● **Required work**:
Transcribe all of the records word for word, but omit the pictures.
+++
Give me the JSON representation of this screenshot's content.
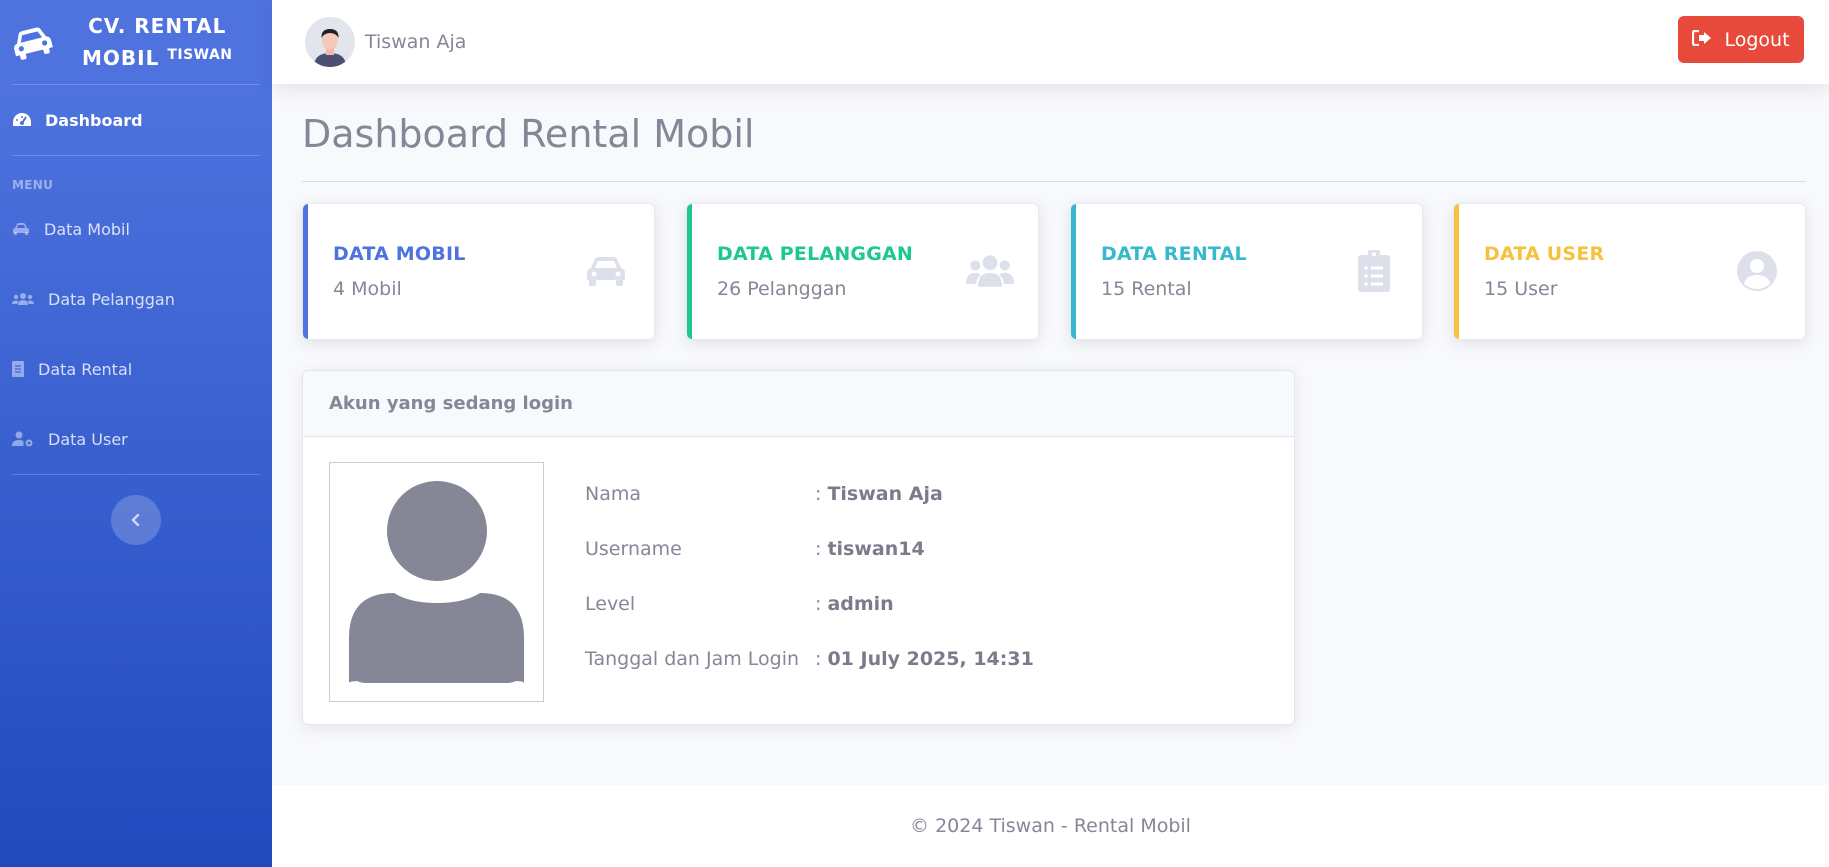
{
  "brand": {
    "line1": "CV. RENTAL",
    "line2": "MOBIL",
    "sup": "TISWAN",
    "icon": "car-side-icon"
  },
  "sidebar": {
    "dashboard": {
      "label": "Dashboard",
      "icon": "tachometer-icon"
    },
    "heading": "MENU",
    "items": [
      {
        "label": "Data Mobil",
        "icon": "car-icon"
      },
      {
        "label": "Data Pelanggan",
        "icon": "users-icon"
      },
      {
        "label": "Data Rental",
        "icon": "file-icon"
      },
      {
        "label": "Data User",
        "icon": "user-cog-icon"
      }
    ],
    "toggle_icon": "chevron-left-icon"
  },
  "topbar": {
    "user_name": "Tiswan Aja",
    "logout_label": "Logout",
    "logout_icon": "sign-out-icon"
  },
  "page": {
    "title": "Dashboard Rental Mobil"
  },
  "stats": [
    {
      "label": "DATA MOBIL",
      "value": "4 Mobil",
      "color": "#4e73df",
      "icon": "car-icon"
    },
    {
      "label": "DATA PELANGGAN",
      "value": "26 Pelanggan",
      "color": "#1cc88a",
      "icon": "users-icon"
    },
    {
      "label": "DATA RENTAL",
      "value": "15 Rental",
      "color": "#36b9cc",
      "icon": "clipboard-list-icon"
    },
    {
      "label": "DATA USER",
      "value": "15 User",
      "color": "#f6c23e",
      "icon": "user-circle-icon"
    }
  ],
  "login_card": {
    "title": "Akun yang sedang login",
    "rows": [
      {
        "key": "Nama",
        "value": "Tiswan Aja"
      },
      {
        "key": "Username",
        "value": "tiswan14"
      },
      {
        "key": "Level",
        "value": "admin"
      },
      {
        "key": "Tanggal dan Jam Login",
        "value": "01 July 2025, 14:31"
      }
    ]
  },
  "footer": {
    "text": "© 2024 Tiswan - Rental Mobil"
  }
}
+++
● **Response to the task**:
Give me the JSON representation of this screenshot's content.
{
  "brand": {
    "line1": "CV. RENTAL",
    "line2": "MOBIL",
    "sup": "TISWAN",
    "icon": "car-side-icon"
  },
  "sidebar": {
    "dashboard": {
      "label": "Dashboard",
      "icon": "tachometer-icon"
    },
    "heading": "MENU",
    "items": [
      {
        "label": "Data Mobil",
        "icon": "car-icon"
      },
      {
        "label": "Data Pelanggan",
        "icon": "users-icon"
      },
      {
        "label": "Data Rental",
        "icon": "file-icon"
      },
      {
        "label": "Data User",
        "icon": "user-cog-icon"
      }
    ],
    "toggle_icon": "chevron-left-icon"
  },
  "topbar": {
    "user_name": "Tiswan Aja",
    "logout_label": "Logout",
    "logout_icon": "sign-out-icon"
  },
  "page": {
    "title": "Dashboard Rental Mobil"
  },
  "stats": [
    {
      "label": "DATA MOBIL",
      "value": "4 Mobil",
      "color": "#4e73df",
      "icon": "car-icon"
    },
    {
      "label": "DATA PELANGGAN",
      "value": "26 Pelanggan",
      "color": "#1cc88a",
      "icon": "users-icon"
    },
    {
      "label": "DATA RENTAL",
      "value": "15 Rental",
      "color": "#36b9cc",
      "icon": "clipboard-list-icon"
    },
    {
      "label": "DATA USER",
      "value": "15 User",
      "color": "#f6c23e",
      "icon": "user-circle-icon"
    }
  ],
  "login_card": {
    "title": "Akun yang sedang login",
    "rows": [
      {
        "key": "Nama",
        "value": "Tiswan Aja"
      },
      {
        "key": "Username",
        "value": "tiswan14"
      },
      {
        "key": "Level",
        "value": "admin"
      },
      {
        "key": "Tanggal dan Jam Login",
        "value": "01 July 2025, 14:31"
      }
    ]
  },
  "footer": {
    "text": "© 2024 Tiswan - Rental Mobil"
  }
}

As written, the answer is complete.